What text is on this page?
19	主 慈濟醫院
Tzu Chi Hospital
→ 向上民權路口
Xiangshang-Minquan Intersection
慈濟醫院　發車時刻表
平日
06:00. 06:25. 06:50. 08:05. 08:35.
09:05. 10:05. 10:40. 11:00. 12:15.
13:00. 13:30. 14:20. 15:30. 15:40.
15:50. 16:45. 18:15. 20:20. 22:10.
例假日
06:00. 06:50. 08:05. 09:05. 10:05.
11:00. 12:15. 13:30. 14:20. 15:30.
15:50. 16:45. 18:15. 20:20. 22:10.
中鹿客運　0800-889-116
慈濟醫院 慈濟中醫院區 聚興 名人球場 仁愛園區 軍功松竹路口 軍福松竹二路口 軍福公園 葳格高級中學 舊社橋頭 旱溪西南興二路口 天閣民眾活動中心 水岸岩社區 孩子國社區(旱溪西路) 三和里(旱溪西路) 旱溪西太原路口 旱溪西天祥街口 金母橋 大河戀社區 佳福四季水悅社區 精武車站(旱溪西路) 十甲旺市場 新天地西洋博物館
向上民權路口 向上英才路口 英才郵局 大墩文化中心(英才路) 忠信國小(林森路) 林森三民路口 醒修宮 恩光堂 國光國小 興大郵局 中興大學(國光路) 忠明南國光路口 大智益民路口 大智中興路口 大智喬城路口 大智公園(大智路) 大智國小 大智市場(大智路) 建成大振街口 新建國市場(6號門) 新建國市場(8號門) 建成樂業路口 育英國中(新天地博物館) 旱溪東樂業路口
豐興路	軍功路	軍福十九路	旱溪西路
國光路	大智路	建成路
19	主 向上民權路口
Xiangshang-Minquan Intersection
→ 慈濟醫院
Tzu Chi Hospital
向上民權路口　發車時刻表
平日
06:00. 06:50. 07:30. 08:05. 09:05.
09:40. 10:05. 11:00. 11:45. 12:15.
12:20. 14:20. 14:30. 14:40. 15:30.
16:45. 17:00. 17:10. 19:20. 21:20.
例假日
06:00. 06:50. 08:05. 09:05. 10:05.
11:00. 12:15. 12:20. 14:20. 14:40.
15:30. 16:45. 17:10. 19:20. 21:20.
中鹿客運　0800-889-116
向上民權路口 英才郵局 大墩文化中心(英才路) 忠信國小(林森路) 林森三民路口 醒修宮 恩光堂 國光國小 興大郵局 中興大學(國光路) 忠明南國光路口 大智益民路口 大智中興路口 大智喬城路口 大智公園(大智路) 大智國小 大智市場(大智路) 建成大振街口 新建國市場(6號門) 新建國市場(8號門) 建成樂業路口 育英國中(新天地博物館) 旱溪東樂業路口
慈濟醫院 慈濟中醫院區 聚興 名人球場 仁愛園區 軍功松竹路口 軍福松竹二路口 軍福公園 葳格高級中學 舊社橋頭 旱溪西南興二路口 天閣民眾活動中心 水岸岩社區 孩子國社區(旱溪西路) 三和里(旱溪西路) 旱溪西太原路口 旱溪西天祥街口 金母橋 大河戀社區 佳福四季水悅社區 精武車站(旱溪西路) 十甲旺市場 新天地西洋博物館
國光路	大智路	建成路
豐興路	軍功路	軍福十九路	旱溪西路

Requirement: Give an exact copy of all the data shown above.

Expected answer:
What text is on this page?
19	主 慈濟醫院
Tzu Chi Hospital
→ 向上民權路口
Xiangshang-Minquan Intersection
慈濟醫院　發車時刻表
平日
06:00. 06:25. 06:50. 08:05. 08:35.
09:05. 10:05. 10:40. 11:00. 12:15.
13:00. 13:30. 14:20. 15:30. 15:40.
15:50. 16:45. 18:15. 20:20. 22:10.
例假日
06:00. 06:50. 08:05. 09:05. 10:05.
11:00. 12:15. 13:30. 14:20. 15:30.
15:50. 16:45. 18:15. 20:20. 22:10.
中鹿客運　0800-889-116
慈濟醫院 慈濟中醫院區 聚興 名人球場 仁愛園區 軍功松竹路口 軍福松竹二路口 軍福公園 葳格高級中學 舊社橋頭 旱溪西南興二路口 天閣民眾活動中心 水岸岩社區 孩子國社區(旱溪西路) 三和里(旱溪西路) 旱溪西太原路口 旱溪西天祥街口 金母橋 大河戀社區 佳福四季水悅社區 精武車站(旱溪西路) 十甲旺市場 新天地西洋博物館
向上民權路口 向上英才路口 英才郵局 大墩文化中心(英才路) 忠信國小(林森路) 林森三民路口 醒修宮 恩光堂 國光國小 興大郵局 中興大學(國光路) 忠明南國光路口 大智益民路口 大智中興路口 大智喬城路口 大智公園(大智路) 大智國小 大智市場(大智路) 建成大振街口 新建國市場(6號門) 新建國市場(8號門) 建成樂業路口 育英國中(新天地博物館) 旱溪東樂業路口
豐興路	軍功路	軍福十九路	旱溪西路
國光路	大智路	建成路
19	主 向上民權路口
Xiangshang-Minquan Intersection
→ 慈濟醫院
Tzu Chi Hospital
向上民權路口　發車時刻表
平日
06:00. 06:50. 07:30. 08:05. 09:05.
09:40. 10:05. 11:00. 11:45. 12:15.
12:20. 14:20. 14:30. 14:40. 15:30.
16:45. 17:00. 17:10. 19:20. 21:20.
例假日
06:00. 06:50. 08:05. 09:05. 10:05.
11:00. 12:15. 12:20. 14:20. 14:40.
15:30. 16:45. 17:10. 19:20. 21:20.
中鹿客運　0800-889-116
向上民權路口 英才郵局 大墩文化中心(英才路) 忠信國小(林森路) 林森三民路口 醒修宮 恩光堂 國光國小 興大郵局 中興大學(國光路) 忠明南國光路口 大智益民路口 大智中興路口 大智喬城路口 大智公園(大智路) 大智國小 大智市場(大智路) 建成大振街口 新建國市場(6號門) 新建國市場(8號門) 建成樂業路口 育英國中(新天地博物館) 旱溪東樂業路口
慈濟醫院 慈濟中醫院區 聚興 名人球場 仁愛園區 軍功松竹路口 軍福松竹二路口 軍福公園 葳格高級中學 舊社橋頭 旱溪西南興二路口 天閣民眾活動中心 水岸岩社區 孩子國社區(旱溪西路) 三和里(旱溪西路) 旱溪西太原路口 旱溪西天祥街口 金母橋 大河戀社區 佳福四季水悅社區 精武車站(旱溪西路) 十甲旺市場 新天地西洋博物館
國光路	大智路	建成路
豐興路	軍功路	軍福十九路	旱溪西路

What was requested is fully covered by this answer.